Look for "JSON" in the listing below. Gather each line that contains it.

— Start of Input records —

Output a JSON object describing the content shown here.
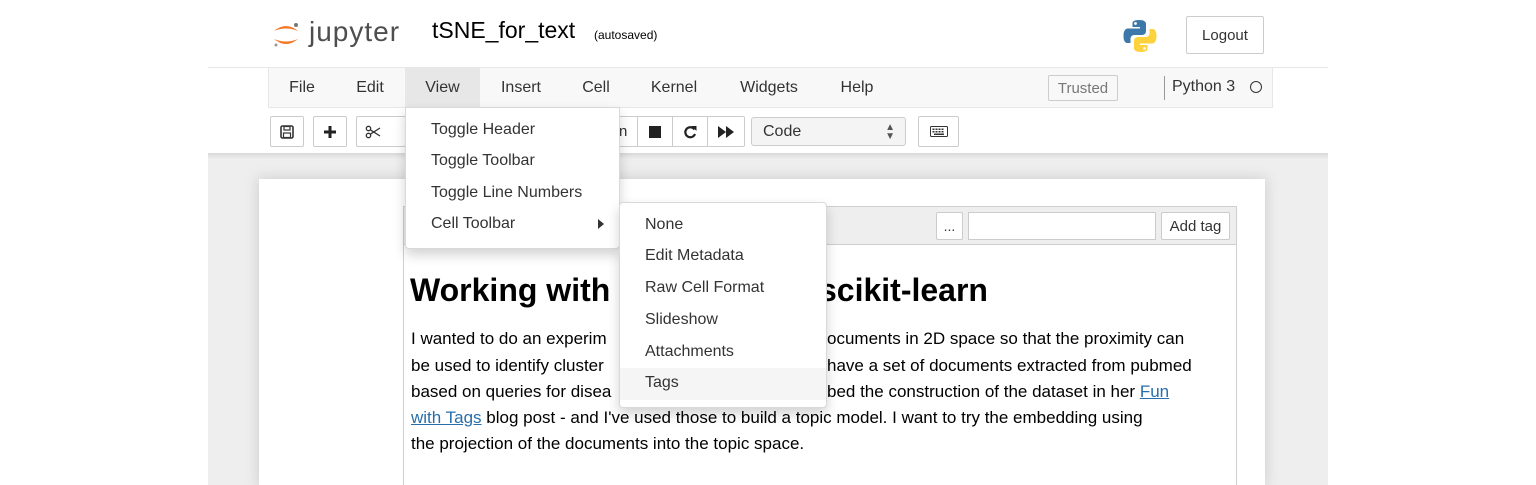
{
  "header": {
    "brand": "jupyter",
    "notebook_title": "tSNE_for_text",
    "autosave_status": "(autosaved)",
    "logout_label": "Logout",
    "kernel_logo_icon": "python-logo-icon"
  },
  "menubar": {
    "items": [
      "File",
      "Edit",
      "View",
      "Insert",
      "Cell",
      "Kernel",
      "Widgets",
      "Help"
    ],
    "active": "View",
    "trusted_label": "Trusted",
    "kernel_name": "Python 3"
  },
  "toolbar": {
    "icons": [
      "save-icon",
      "plus-icon",
      "scissors-icon",
      "stop-icon",
      "restart-icon",
      "fast-forward-icon",
      "keyboard-icon"
    ],
    "partial_glyph": "n",
    "cell_type": "Code"
  },
  "view_menu": {
    "items": [
      "Toggle Header",
      "Toggle Toolbar",
      "Toggle Line Numbers",
      "Cell Toolbar"
    ]
  },
  "cell_toolbar_submenu": {
    "items": [
      "None",
      "Edit Metadata",
      "Raw Cell Format",
      "Slideshow",
      "Attachments",
      "Tags"
    ],
    "highlighted": "Tags"
  },
  "cell": {
    "tag_more_label": "...",
    "tag_input_value": "",
    "add_tag_label": "Add tag",
    "heading_left": "Working with",
    "heading_right": "scikit-learn",
    "lines": [
      {
        "a": "I wanted to do an experim",
        "b": "ocuments in 2D space so that the proximity can"
      },
      {
        "a": "be used to identify cluster",
        "b": "have a set of documents extracted from pubmed"
      },
      {
        "a": "based on queries for disea",
        "b": "bed the construction of the dataset in her ",
        "link": "Fun"
      },
      {
        "link": "with Tags",
        "b": " blog post - and I've used those to build a topic model. I want to try the embedding using"
      },
      {
        "b": "the projection of the documents into the topic space."
      }
    ]
  }
}
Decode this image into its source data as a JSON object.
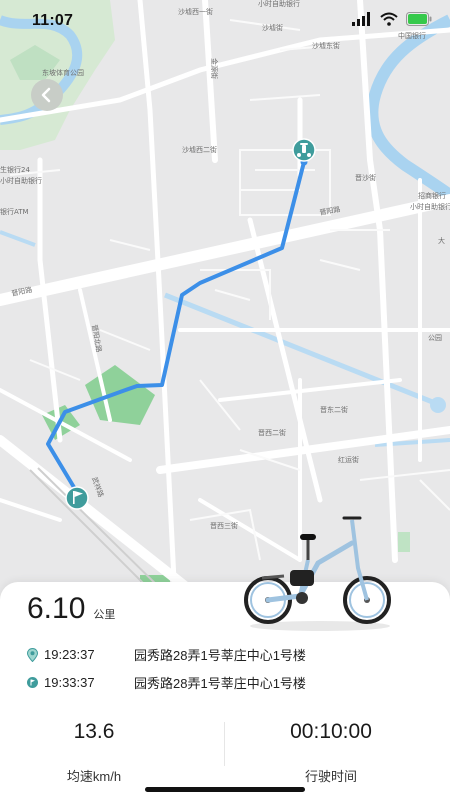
{
  "status_bar": {
    "time": "11:07"
  },
  "map": {
    "labels": {
      "park": "东坡体育公园",
      "shaxia_xi_1": "沙墟西一街",
      "shaxia_xi_2": "沙墟西二街",
      "atm_24h": "小时自助银行",
      "bank_china": "中国银行",
      "shaxia_street": "沙墟街",
      "shaxia_east": "沙墟东街",
      "jinyuan": "金源街",
      "bank24": "生银行24",
      "bank24b": "小时自助银行",
      "atm": "银行ATM",
      "jinyang_road_a": "晋阳路",
      "jinyang_road_b": "晋阳路",
      "zhaoshang": "招商银行",
      "zhaoshang_b": "小时自助银行",
      "jinsha": "晋沙街",
      "jinyang_north": "晋阳北路",
      "jindong_2": "晋东二街",
      "jinxi_2": "晋西二街",
      "honghua": "红运街",
      "wuxiang": "武祥路",
      "jinxi_3": "晋西三街",
      "da": "大",
      "gongyuan": "公园"
    }
  },
  "summary": {
    "distance_value": "6.10",
    "distance_unit": "公里",
    "start": {
      "time": "19:23:37",
      "address": "园秀路28弄1号莘庄中心1号楼"
    },
    "end": {
      "time": "19:33:37",
      "address": "园秀路28弄1号莘庄中心1号楼"
    },
    "avg_speed": {
      "value": "13.6",
      "label": "均速km/h"
    },
    "duration": {
      "value": "00:10:00",
      "label": "行驶时间"
    }
  },
  "colors": {
    "route": "#3c8fe8",
    "marker": "#3f9c9c",
    "green": "#7ec98a",
    "water": "#a9d3f0"
  },
  "icons": {
    "back": "chevron-left-icon",
    "start": "scooter-icon",
    "end": "flag-icon"
  }
}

— End of Input records —

Finished task
Output a JSON object describing the content shown here.
Decode this image into its source data as a JSON object.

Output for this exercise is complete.